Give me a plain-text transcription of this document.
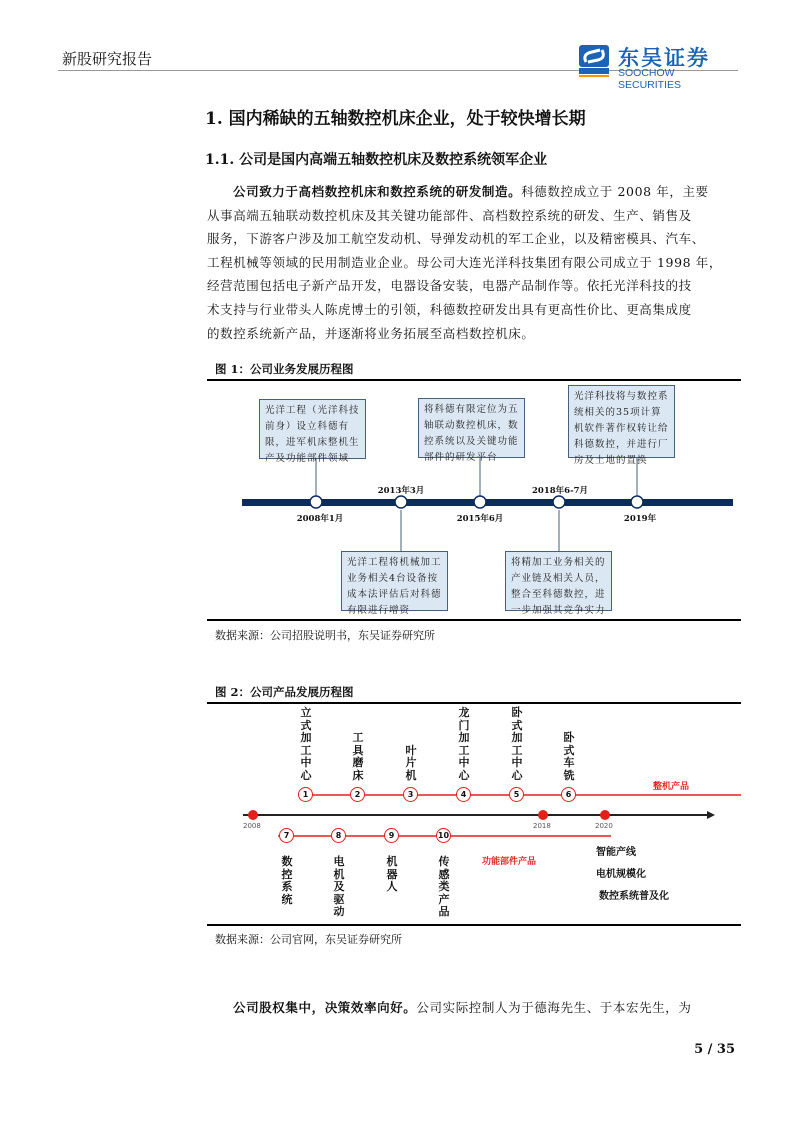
新股研究报告	东吴证券
SOOCHOW SECURITIES
1. 国内稀缺的五轴数控机床企业，处于较快增长期
1.1. 公司是国内高端五轴数控机床及数控系统领军企业
公司致力于高档数控机床和数控系统的研发制造。科德数控成立于 2008 年，主要
从事高端五轴联动数控机床及其关键功能部件、高档数控系统的研发、生产、销售及
服务，下游客户涉及加工航空发动机、导弹发动机的军工企业，以及精密模具、汽车、
工程机械等领域的民用制造业企业。母公司大连光洋科技集团有限公司成立于 1998 年，
经营范围包括电子新产品开发，电器设备安装，电器产品制作等。依托光洋科技的技
术支持与行业带头人陈虎博士的引领，科德数控研发出具有更高性价比、更高集成度
的数控系统新产品，并逐渐将业务拓展至高档数控机床。
图 1：公司业务发展历程图
2008年1月
2013年3月
2015年6月
2018年6-7月
2019年
光洋工程（光洋科技前身）设立科德有限，进军机床整机生产及功能部件领域
光洋工程将机械加工业务相关4台设备按成本法评估后对科德有限进行增资
将科德有限定位为五轴联动数控机床，数控系统以及关键功能部件的研发平台
将精加工业务相关的产业链及相关人员，整合至科德数控，进一步加强其竞争实力
光洋科技将与数控系统相关的35项计算机软件著作权转让给科德数控，并进行厂房及土地的置换
数据来源：公司招股说明书，东吴证券研究所
图 2：公司产品发展历程图
1
立式加工中心
2
工具磨床
3
叶片机
4
龙门加工中心
5
卧式加工中心
6
卧式车铣
7
数控系统
8
电机及驱动
9
机器人
10
传感类产品
2008	2018	2020
整机产品
功能部件产品
智能产线
电机规模化
数控系统普及化
数据来源：公司官网，东吴证券研究所
公司股权集中，决策效率向好。公司实际控制人为于德海先生、于本宏先生，为
5 / 35
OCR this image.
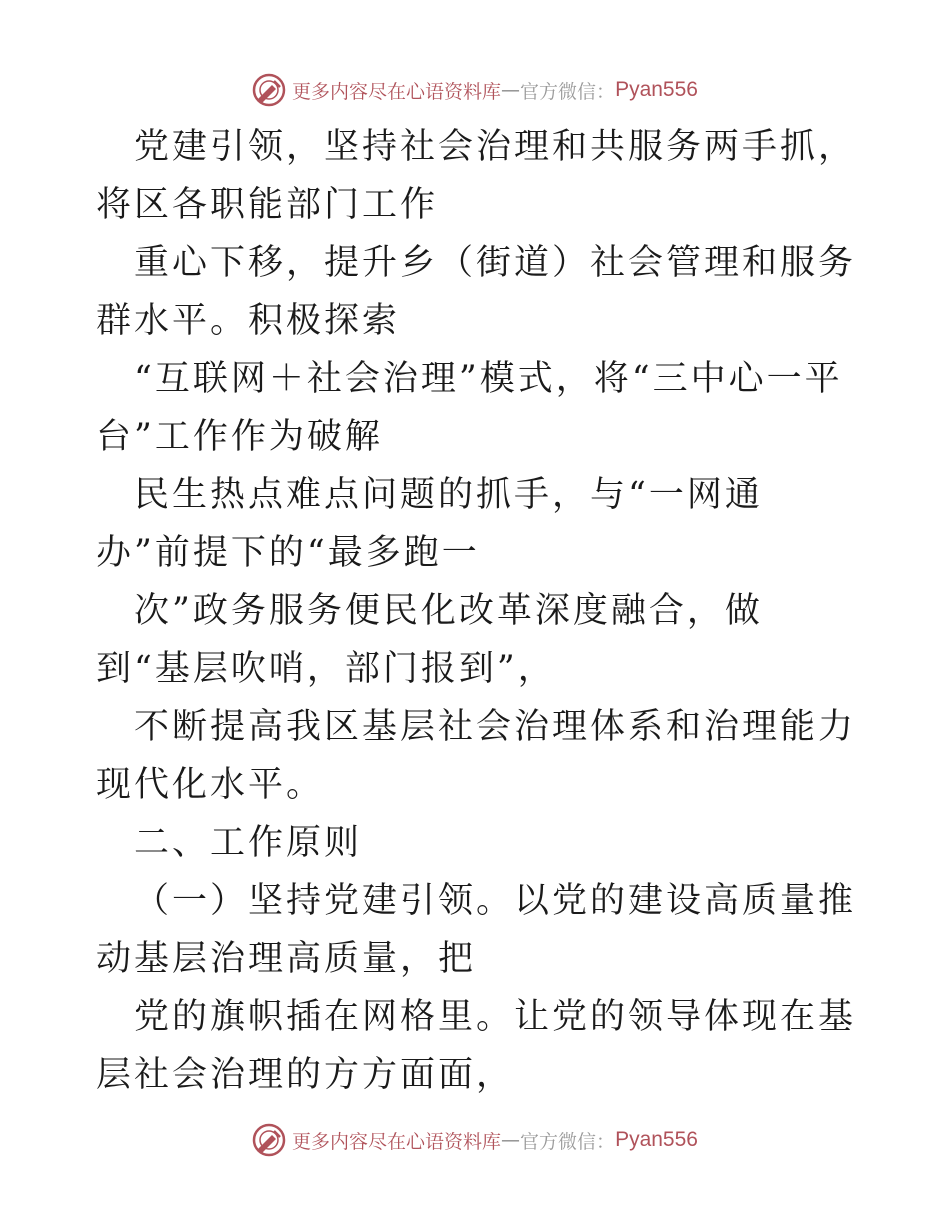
更多内容尽在心语资料库 — 官方微信： Pyan556

党建引领，坚持社会治理和共服务两手抓，将区各职能部门工作

重心下移，提升乡（街道）社会管理和服务群水平。积极探索

“互联网＋社会治理”模式，将“三中心一平台”工作作为破解

民生热点难点问题的抓手，与“一网通办”前提下的“最多跑一

次”政务服务便民化改革深度融合，做到“基层吹哨，部门报到”，

不断提高我区基层社会治理体系和治理能力现代化水平。

二、工作原则

（一）坚持党建引领。以党的建设高质量推动基层治理高质量，把

党的旗帜插在网格里。让党的领导体现在基层社会治理的方方面面，

更多内容尽在心语资料库 — 官方微信： Pyan556
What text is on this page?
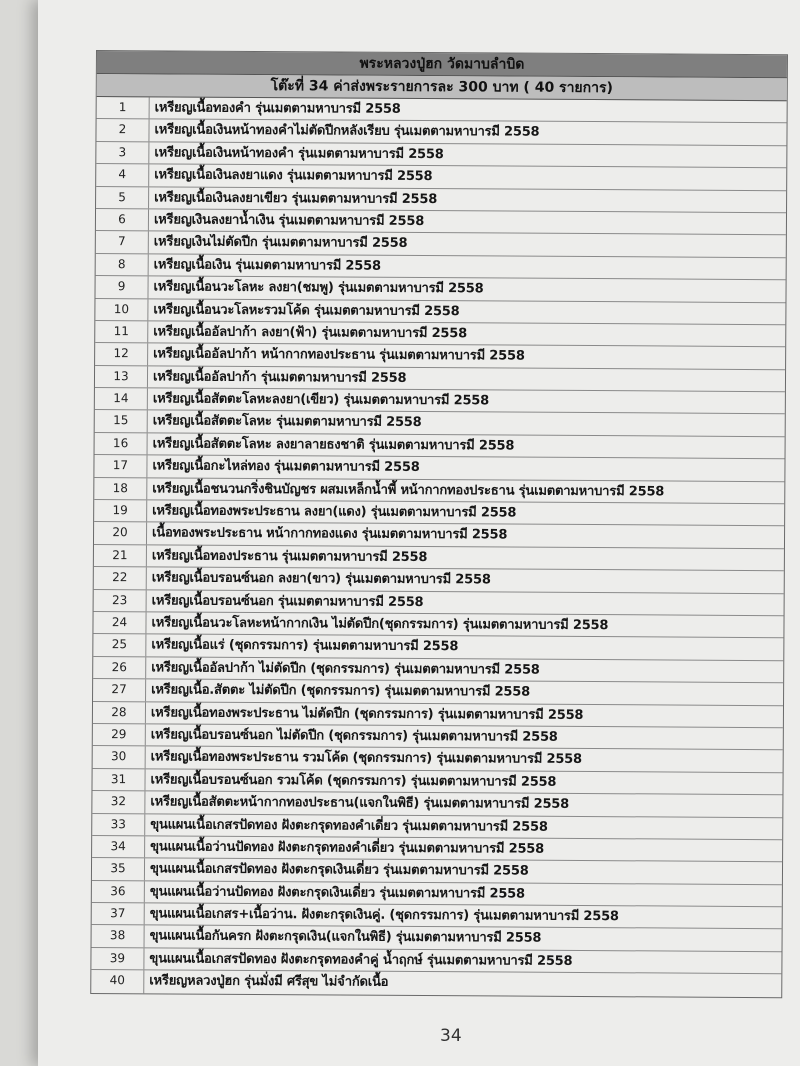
พระหลวงปู่ฮก วัดมาบลำบิด
โต๊ะที่ 34 ค่าส่งพระรายการละ 300 บาท ( 40 รายการ)
1	เหรียญเนื้อทองคำ รุ่นเมตตามหาบารมี 2558
2	เหรียญเนื้อเงินหน้าทองคำไม่ตัดปีกหลังเรียบ รุ่นเมตตามหาบารมี 2558
3	เหรียญเนื้อเงินหน้าทองคำ รุ่นเมตตามหาบารมี 2558
4	เหรียญเนื้อเงินลงยาแดง รุ่นเมตตามหาบารมี 2558
5	เหรียญเนื้อเงินลงยาเขียว รุ่นเมตตามหาบารมี 2558
6	เหรียญเงินลงยาน้ำเงิน รุ่นเมตตามหาบารมี 2558
7	เหรียญเงินไม่ตัดปีก รุ่นเมตตามหาบารมี 2558
8	เหรียญเนื้อเงิน รุ่นเมตตามหาบารมี 2558
9	เหรียญเนื้อนวะโลหะ ลงยา(ชมพู) รุ่นเมตตามหาบารมี 2558
10	เหรียญเนื้อนวะโลหะรวมโค้ด รุ่นเมตตามหาบารมี 2558
11	เหรียญเนื้ออัลปาก้า ลงยา(ฟ้า) รุ่นเมตตามหาบารมี 2558
12	เหรียญเนื้ออัลปาก้า หน้ากากทองประธาน รุ่นเมตตามหาบารมี 2558
13	เหรียญเนื้ออัลปาก้า รุ่นเมตตามหาบารมี 2558
14	เหรียญเนื้อสัตตะโลหะลงยา(เขียว) รุ่นเมตตามหาบารมี 2558
15	เหรียญเนื้อสัตตะโลหะ รุ่นเมตตามหาบารมี 2558
16	เหรียญเนื้อสัตตะโลหะ ลงยาลายธงชาติ รุ่นเมตตามหาบารมี 2558
17	เหรียญเนื้อกะไหล่ทอง รุ่นเมตตามหาบารมี 2558
18	เหรียญเนื้อชนวนกริ่งชินบัญชร ผสมเหล็กน้ำพี้ หน้ากากทองประธาน รุ่นเมตตามหาบารมี 2558
19	เหรียญเนื้อทองพระประธาน ลงยา(แดง) รุ่นเมตตามหาบารมี 2558
20	เนื้อทองพระประธาน หน้ากากทองแดง รุ่นเมตตามหาบารมี 2558
21	เหรียญเนื้อทองประธาน รุ่นเมตตามหาบารมี 2558
22	เหรียญเนื้อบรอนซ์นอก ลงยา(ขาว) รุ่นเมตตามหาบารมี 2558
23	เหรียญเนื้อบรอนซ์นอก รุ่นเมตตามหาบารมี 2558
24	เหรียญเนื้อนวะโลหะหน้ากากเงิน ไม่ตัดปีก(ชุดกรรมการ) รุ่นเมตตามหาบารมี 2558
25	เหรียญเนื้อแร่ (ชุดกรรมการ) รุ่นเมตตามหาบารมี 2558
26	เหรียญเนื้ออัลปาก้า ไม่ตัดปีก (ชุดกรรมการ) รุ่นเมตตามหาบารมี 2558
27	เหรียญเนื้อ.สัตตะ ไม่ตัดปีก (ชุดกรรมการ) รุ่นเมตตามหาบารมี 2558
28	เหรียญเนื้อทองพระประธาน ไม่ตัดปีก (ชุดกรรมการ) รุ่นเมตตามหาบารมี 2558
29	เหรียญเนื้อบรอนซ์นอก ไม่ตัดปีก (ชุดกรรมการ) รุ่นเมตตามหาบารมี 2558
30	เหรียญเนื้อทองพระประธาน รวมโค้ด (ชุดกรรมการ) รุ่นเมตตามหาบารมี 2558
31	เหรียญเนื้อบรอนซ์นอก รวมโค้ด (ชุดกรรมการ) รุ่นเมตตามหาบารมี 2558
32	เหรียญเนื้อสัตตะหน้ากากทองประธาน(แจกในพิธี) รุ่นเมตตามหาบารมี 2558
33	ขุนแผนเนื้อเกสรปัดทอง ฝังตะกรุดทองคำเดี่ยว รุ่นเมตตามหาบารมี 2558
34	ขุนแผนเนื้อว่านปัดทอง ฝังตะกรุดทองคำเดี่ยว รุ่นเมตตามหาบารมี 2558
35	ขุนแผนเนื้อเกสรปัดทอง ฝังตะกรุดเงินเดี่ยว รุ่นเมตตามหาบารมี 2558
36	ขุนแผนเนื้อว่านปัดทอง ฝังตะกรุดเงินเดี่ยว รุ่นเมตตามหาบารมี 2558
37	ขุนแผนเนื้อเกสร+เนื้อว่าน. ฝังตะกรุดเงินคู่. (ชุดกรรมการ) รุ่นเมตตามหาบารมี 2558
38	ขุนแผนเนื้อกันครก ฝังตะกรุดเงิน(แจกในพิธี) รุ่นเมตตามหาบารมี 2558
39	ขุนแผนเนื้อเกสรปัดทอง ฝังตะกรุดทองคำคู่ น้ำฤกษ์ รุ่นเมตตามหาบารมี 2558
40	เหรียญหลวงปู่ฮก รุ่นมั่งมี ศรีสุข ไม่จำกัดเนื้อ
34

DIRECTION |
Scan the records above for the string "แจกในพ", then report every line that contains it.

ANSWER FOR THIS EXERCISE |
32	เหรียญเนื้อสัตตะหน้ากากทองประธาน(แจกในพิธี) รุ่นเมตตามหาบารมี 2558
38	ขุนแผนเนื้อกันครก ฝังตะกรุดเงิน(แจกในพิธี) รุ่นเมตตามหาบารมี 2558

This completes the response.